● SHORT EXERCISE:
Repeat the listing in full, word for word.

━━━━━━━━

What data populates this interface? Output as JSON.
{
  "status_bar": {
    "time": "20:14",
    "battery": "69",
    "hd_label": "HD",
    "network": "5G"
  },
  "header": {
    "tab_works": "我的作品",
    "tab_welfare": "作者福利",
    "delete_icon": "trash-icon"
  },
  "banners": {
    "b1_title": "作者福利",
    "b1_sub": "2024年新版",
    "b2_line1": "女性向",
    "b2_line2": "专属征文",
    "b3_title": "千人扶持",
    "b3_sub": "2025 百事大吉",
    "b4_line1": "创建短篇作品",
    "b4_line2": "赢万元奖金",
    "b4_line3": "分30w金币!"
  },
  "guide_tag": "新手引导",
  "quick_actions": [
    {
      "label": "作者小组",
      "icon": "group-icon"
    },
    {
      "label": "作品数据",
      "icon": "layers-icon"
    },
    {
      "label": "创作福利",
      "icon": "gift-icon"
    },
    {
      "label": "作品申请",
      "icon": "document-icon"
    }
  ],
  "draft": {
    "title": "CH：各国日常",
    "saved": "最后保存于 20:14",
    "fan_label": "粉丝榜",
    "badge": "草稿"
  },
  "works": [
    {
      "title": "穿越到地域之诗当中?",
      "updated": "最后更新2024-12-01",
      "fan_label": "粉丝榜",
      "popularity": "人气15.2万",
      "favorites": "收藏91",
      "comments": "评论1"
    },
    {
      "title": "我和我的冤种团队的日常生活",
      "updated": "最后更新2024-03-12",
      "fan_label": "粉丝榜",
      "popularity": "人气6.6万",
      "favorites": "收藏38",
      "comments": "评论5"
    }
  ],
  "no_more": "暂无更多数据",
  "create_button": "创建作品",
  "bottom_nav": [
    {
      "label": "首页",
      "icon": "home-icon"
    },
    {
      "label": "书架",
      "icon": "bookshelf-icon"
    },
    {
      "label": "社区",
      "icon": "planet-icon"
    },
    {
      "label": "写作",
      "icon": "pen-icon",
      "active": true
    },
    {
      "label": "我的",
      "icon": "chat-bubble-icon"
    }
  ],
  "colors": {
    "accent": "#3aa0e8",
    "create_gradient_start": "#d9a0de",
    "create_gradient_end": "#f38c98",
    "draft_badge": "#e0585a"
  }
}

━━━━━━━━

● REPLY TO THE EXERCISE:
What data populates this interface? Output as JSON.
{
  "status_bar": {
    "time": "20:14",
    "battery": "69",
    "hd_label": "HD",
    "network": "5G"
  },
  "header": {
    "tab_works": "我的作品",
    "tab_welfare": "作者福利",
    "delete_icon": "trash-icon"
  },
  "banners": {
    "b1_title": "作者福利",
    "b1_sub": "2024年新版",
    "b2_line1": "女性向",
    "b2_line2": "专属征文",
    "b3_title": "千人扶持",
    "b3_sub": "2025 百事大吉",
    "b4_line1": "创建短篇作品",
    "b4_line2": "赢万元奖金",
    "b4_line3": "分30w金币!"
  },
  "guide_tag": "新手引导",
  "quick_actions": [
    {
      "label": "作者小组",
      "icon": "group-icon"
    },
    {
      "label": "作品数据",
      "icon": "layers-icon"
    },
    {
      "label": "创作福利",
      "icon": "gift-icon"
    },
    {
      "label": "作品申请",
      "icon": "document-icon"
    }
  ],
  "draft": {
    "title": "CH：各国日常",
    "saved": "最后保存于 20:14",
    "fan_label": "粉丝榜",
    "badge": "草稿"
  },
  "works": [
    {
      "title": "穿越到地域之诗当中?",
      "updated": "最后更新2024-12-01",
      "fan_label": "粉丝榜",
      "popularity": "人气15.2万",
      "favorites": "收藏91",
      "comments": "评论1"
    },
    {
      "title": "我和我的冤种团队的日常生活",
      "updated": "最后更新2024-03-12",
      "fan_label": "粉丝榜",
      "popularity": "人气6.6万",
      "favorites": "收藏38",
      "comments": "评论5"
    }
  ],
  "no_more": "暂无更多数据",
  "create_button": "创建作品",
  "bottom_nav": [
    {
      "label": "首页",
      "icon": "home-icon"
    },
    {
      "label": "书架",
      "icon": "bookshelf-icon"
    },
    {
      "label": "社区",
      "icon": "planet-icon"
    },
    {
      "label": "写作",
      "icon": "pen-icon",
      "active": true
    },
    {
      "label": "我的",
      "icon": "chat-bubble-icon"
    }
  ],
  "colors": {
    "accent": "#3aa0e8",
    "create_gradient_start": "#d9a0de",
    "create_gradient_end": "#f38c98",
    "draft_badge": "#e0585a"
  }
}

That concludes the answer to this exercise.